> _Requirements_:
Transcribe every line, keeping it exact.

────────────────────────────────────────

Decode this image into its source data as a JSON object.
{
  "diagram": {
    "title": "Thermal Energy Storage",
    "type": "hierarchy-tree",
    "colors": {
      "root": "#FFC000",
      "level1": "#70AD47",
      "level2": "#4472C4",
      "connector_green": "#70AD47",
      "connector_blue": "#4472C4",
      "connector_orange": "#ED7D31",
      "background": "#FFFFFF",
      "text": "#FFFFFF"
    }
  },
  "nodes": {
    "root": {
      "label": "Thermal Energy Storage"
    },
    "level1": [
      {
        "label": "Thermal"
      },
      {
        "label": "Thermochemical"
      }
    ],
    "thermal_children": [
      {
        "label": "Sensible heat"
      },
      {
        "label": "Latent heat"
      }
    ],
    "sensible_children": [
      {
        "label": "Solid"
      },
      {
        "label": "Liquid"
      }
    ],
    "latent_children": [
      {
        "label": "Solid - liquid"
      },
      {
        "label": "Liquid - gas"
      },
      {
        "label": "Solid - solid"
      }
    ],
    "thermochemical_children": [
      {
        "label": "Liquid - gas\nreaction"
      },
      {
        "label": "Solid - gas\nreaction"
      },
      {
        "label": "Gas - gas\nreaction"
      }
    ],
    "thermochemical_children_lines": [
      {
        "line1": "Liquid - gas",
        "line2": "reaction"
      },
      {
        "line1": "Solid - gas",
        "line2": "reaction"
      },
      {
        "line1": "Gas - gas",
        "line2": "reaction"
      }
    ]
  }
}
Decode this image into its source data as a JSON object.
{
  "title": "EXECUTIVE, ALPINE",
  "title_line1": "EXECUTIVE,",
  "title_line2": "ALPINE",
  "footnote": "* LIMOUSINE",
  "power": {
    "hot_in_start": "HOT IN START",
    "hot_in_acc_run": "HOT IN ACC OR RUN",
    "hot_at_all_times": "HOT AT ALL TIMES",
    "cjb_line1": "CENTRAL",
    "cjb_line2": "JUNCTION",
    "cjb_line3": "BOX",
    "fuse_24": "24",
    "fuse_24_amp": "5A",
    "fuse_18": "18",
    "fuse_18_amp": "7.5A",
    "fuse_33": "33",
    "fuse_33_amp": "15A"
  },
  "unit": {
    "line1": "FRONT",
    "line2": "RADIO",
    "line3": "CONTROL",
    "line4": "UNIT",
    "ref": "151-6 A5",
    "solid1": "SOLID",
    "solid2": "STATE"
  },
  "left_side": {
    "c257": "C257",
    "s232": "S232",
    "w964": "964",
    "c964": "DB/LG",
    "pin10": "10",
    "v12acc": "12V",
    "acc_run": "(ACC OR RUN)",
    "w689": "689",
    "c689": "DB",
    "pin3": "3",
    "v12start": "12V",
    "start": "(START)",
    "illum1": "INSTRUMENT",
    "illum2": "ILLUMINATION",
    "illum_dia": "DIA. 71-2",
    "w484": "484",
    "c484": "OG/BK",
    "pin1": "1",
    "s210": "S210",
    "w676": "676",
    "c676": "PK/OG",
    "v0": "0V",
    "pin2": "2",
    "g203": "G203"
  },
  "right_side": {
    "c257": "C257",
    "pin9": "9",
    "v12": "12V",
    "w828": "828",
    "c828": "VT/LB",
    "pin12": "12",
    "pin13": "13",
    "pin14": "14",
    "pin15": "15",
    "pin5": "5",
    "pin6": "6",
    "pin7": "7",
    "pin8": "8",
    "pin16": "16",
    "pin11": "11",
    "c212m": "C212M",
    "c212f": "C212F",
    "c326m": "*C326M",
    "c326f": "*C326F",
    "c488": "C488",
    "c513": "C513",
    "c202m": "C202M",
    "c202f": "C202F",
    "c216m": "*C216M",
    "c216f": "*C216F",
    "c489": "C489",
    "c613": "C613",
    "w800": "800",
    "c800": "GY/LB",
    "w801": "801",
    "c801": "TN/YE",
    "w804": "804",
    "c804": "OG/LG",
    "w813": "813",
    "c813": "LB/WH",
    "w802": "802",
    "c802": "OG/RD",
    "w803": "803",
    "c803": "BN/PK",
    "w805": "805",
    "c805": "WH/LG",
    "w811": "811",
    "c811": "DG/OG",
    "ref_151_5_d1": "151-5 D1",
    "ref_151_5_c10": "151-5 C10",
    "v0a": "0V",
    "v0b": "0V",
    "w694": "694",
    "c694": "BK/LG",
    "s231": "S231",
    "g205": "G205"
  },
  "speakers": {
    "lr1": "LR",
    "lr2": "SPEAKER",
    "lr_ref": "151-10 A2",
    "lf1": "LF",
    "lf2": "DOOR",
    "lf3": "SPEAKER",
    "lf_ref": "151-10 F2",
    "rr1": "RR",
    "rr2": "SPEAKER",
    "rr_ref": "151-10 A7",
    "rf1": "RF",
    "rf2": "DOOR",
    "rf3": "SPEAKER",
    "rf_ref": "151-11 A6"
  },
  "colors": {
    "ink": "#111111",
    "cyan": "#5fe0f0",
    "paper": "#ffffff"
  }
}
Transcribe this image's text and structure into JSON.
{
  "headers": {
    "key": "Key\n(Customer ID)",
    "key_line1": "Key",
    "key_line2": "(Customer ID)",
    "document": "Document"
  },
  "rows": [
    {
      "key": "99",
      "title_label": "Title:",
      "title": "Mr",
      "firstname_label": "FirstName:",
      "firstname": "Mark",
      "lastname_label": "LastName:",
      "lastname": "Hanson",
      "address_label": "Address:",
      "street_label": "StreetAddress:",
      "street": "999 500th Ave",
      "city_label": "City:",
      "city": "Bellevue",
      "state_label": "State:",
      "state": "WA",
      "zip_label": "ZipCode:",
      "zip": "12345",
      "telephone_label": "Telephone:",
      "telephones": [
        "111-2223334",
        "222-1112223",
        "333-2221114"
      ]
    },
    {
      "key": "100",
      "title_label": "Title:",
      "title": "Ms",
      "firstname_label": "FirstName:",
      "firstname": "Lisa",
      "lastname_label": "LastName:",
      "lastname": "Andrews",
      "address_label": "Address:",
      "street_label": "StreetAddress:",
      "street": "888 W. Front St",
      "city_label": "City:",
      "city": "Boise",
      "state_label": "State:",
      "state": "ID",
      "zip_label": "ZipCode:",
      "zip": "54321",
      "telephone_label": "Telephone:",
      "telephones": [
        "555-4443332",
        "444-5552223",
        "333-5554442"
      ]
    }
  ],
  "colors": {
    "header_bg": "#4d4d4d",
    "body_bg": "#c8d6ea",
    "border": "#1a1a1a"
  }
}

────────────────────────────────────────

> _Answer to this problem_:
Decode this image into its source data as a JSON object.
{
  "diagram": {
    "title": "Thermal Energy Storage",
    "type": "hierarchy-tree",
    "colors": {
      "root": "#FFC000",
      "level1": "#70AD47",
      "level2": "#4472C4",
      "connector_green": "#70AD47",
      "connector_blue": "#4472C4",
      "connector_orange": "#ED7D31",
      "background": "#FFFFFF",
      "text": "#FFFFFF"
    }
  },
  "nodes": {
    "root": {
      "label": "Thermal Energy Storage"
    },
    "level1": [
      {
        "label": "Thermal"
      },
      {
        "label": "Thermochemical"
      }
    ],
    "thermal_children": [
      {
        "label": "Sensible heat"
      },
      {
        "label": "Latent heat"
      }
    ],
    "sensible_children": [
      {
        "label": "Solid"
      },
      {
        "label": "Liquid"
      }
    ],
    "latent_children": [
      {
        "label": "Solid - liquid"
      },
      {
        "label": "Liquid - gas"
      },
      {
        "label": "Solid - solid"
      }
    ],
    "thermochemical_children": [
      {
        "label": "Liquid - gas\nreaction"
      },
      {
        "label": "Solid - gas\nreaction"
      },
      {
        "label": "Gas - gas\nreaction"
      }
    ],
    "thermochemical_children_lines": [
      {
        "line1": "Liquid - gas",
        "line2": "reaction"
      },
      {
        "line1": "Solid - gas",
        "line2": "reaction"
      },
      {
        "line1": "Gas - gas",
        "line2": "reaction"
      }
    ]
  }
}
Decode this image into its source data as a JSON object.
{
  "title": "EXECUTIVE, ALPINE",
  "title_line1": "EXECUTIVE,",
  "title_line2": "ALPINE",
  "footnote": "* LIMOUSINE",
  "power": {
    "hot_in_start": "HOT IN START",
    "hot_in_acc_run": "HOT IN ACC OR RUN",
    "hot_at_all_times": "HOT AT ALL TIMES",
    "cjb_line1": "CENTRAL",
    "cjb_line2": "JUNCTION",
    "cjb_line3": "BOX",
    "fuse_24": "24",
    "fuse_24_amp": "5A",
    "fuse_18": "18",
    "fuse_18_amp": "7.5A",
    "fuse_33": "33",
    "fuse_33_amp": "15A"
  },
  "unit": {
    "line1": "FRONT",
    "line2": "RADIO",
    "line3": "CONTROL",
    "line4": "UNIT",
    "ref": "151-6 A5",
    "solid1": "SOLID",
    "solid2": "STATE"
  },
  "left_side": {
    "c257": "C257",
    "s232": "S232",
    "w964": "964",
    "c964": "DB/LG",
    "pin10": "10",
    "v12acc": "12V",
    "acc_run": "(ACC OR RUN)",
    "w689": "689",
    "c689": "DB",
    "pin3": "3",
    "v12start": "12V",
    "start": "(START)",
    "illum1": "INSTRUMENT",
    "illum2": "ILLUMINATION",
    "illum_dia": "DIA. 71-2",
    "w484": "484",
    "c484": "OG/BK",
    "pin1": "1",
    "s210": "S210",
    "w676": "676",
    "c676": "PK/OG",
    "v0": "0V",
    "pin2": "2",
    "g203": "G203"
  },
  "right_side": {
    "c257": "C257",
    "pin9": "9",
    "v12": "12V",
    "w828": "828",
    "c828": "VT/LB",
    "pin12": "12",
    "pin13": "13",
    "pin14": "14",
    "pin15": "15",
    "pin5": "5",
    "pin6": "6",
    "pin7": "7",
    "pin8": "8",
    "pin16": "16",
    "pin11": "11",
    "c212m": "C212M",
    "c212f": "C212F",
    "c326m": "*C326M",
    "c326f": "*C326F",
    "c488": "C488",
    "c513": "C513",
    "c202m": "C202M",
    "c202f": "C202F",
    "c216m": "*C216M",
    "c216f": "*C216F",
    "c489": "C489",
    "c613": "C613",
    "w800": "800",
    "c800": "GY/LB",
    "w801": "801",
    "c801": "TN/YE",
    "w804": "804",
    "c804": "OG/LG",
    "w813": "813",
    "c813": "LB/WH",
    "w802": "802",
    "c802": "OG/RD",
    "w803": "803",
    "c803": "BN/PK",
    "w805": "805",
    "c805": "WH/LG",
    "w811": "811",
    "c811": "DG/OG",
    "ref_151_5_d1": "151-5 D1",
    "ref_151_5_c10": "151-5 C10",
    "v0a": "0V",
    "v0b": "0V",
    "w694": "694",
    "c694": "BK/LG",
    "s231": "S231",
    "g205": "G205"
  },
  "speakers": {
    "lr1": "LR",
    "lr2": "SPEAKER",
    "lr_ref": "151-10 A2",
    "lf1": "LF",
    "lf2": "DOOR",
    "lf3": "SPEAKER",
    "lf_ref": "151-10 F2",
    "rr1": "RR",
    "rr2": "SPEAKER",
    "rr_ref": "151-10 A7",
    "rf1": "RF",
    "rf2": "DOOR",
    "rf3": "SPEAKER",
    "rf_ref": "151-11 A6"
  },
  "colors": {
    "ink": "#111111",
    "cyan": "#5fe0f0",
    "paper": "#ffffff"
  }
}
Transcribe this image's text and structure into JSON.
{
  "headers": {
    "key": "Key\n(Customer ID)",
    "key_line1": "Key",
    "key_line2": "(Customer ID)",
    "document": "Document"
  },
  "rows": [
    {
      "key": "99",
      "title_label": "Title:",
      "title": "Mr",
      "firstname_label": "FirstName:",
      "firstname": "Mark",
      "lastname_label": "LastName:",
      "lastname": "Hanson",
      "address_label": "Address:",
      "street_label": "StreetAddress:",
      "street": "999 500th Ave",
      "city_label": "City:",
      "city": "Bellevue",
      "state_label": "State:",
      "state": "WA",
      "zip_label": "ZipCode:",
      "zip": "12345",
      "telephone_label": "Telephone:",
      "telephones": [
        "111-2223334",
        "222-1112223",
        "333-2221114"
      ]
    },
    {
      "key": "100",
      "title_label": "Title:",
      "title": "Ms",
      "firstname_label": "FirstName:",
      "firstname": "Lisa",
      "lastname_label": "LastName:",
      "lastname": "Andrews",
      "address_label": "Address:",
      "street_label": "StreetAddress:",
      "street": "888 W. Front St",
      "city_label": "City:",
      "city": "Boise",
      "state_label": "State:",
      "state": "ID",
      "zip_label": "ZipCode:",
      "zip": "54321",
      "telephone_label": "Telephone:",
      "telephones": [
        "555-4443332",
        "444-5552223",
        "333-5554442"
      ]
    }
  ],
  "colors": {
    "header_bg": "#4d4d4d",
    "body_bg": "#c8d6ea",
    "border": "#1a1a1a"
  }
}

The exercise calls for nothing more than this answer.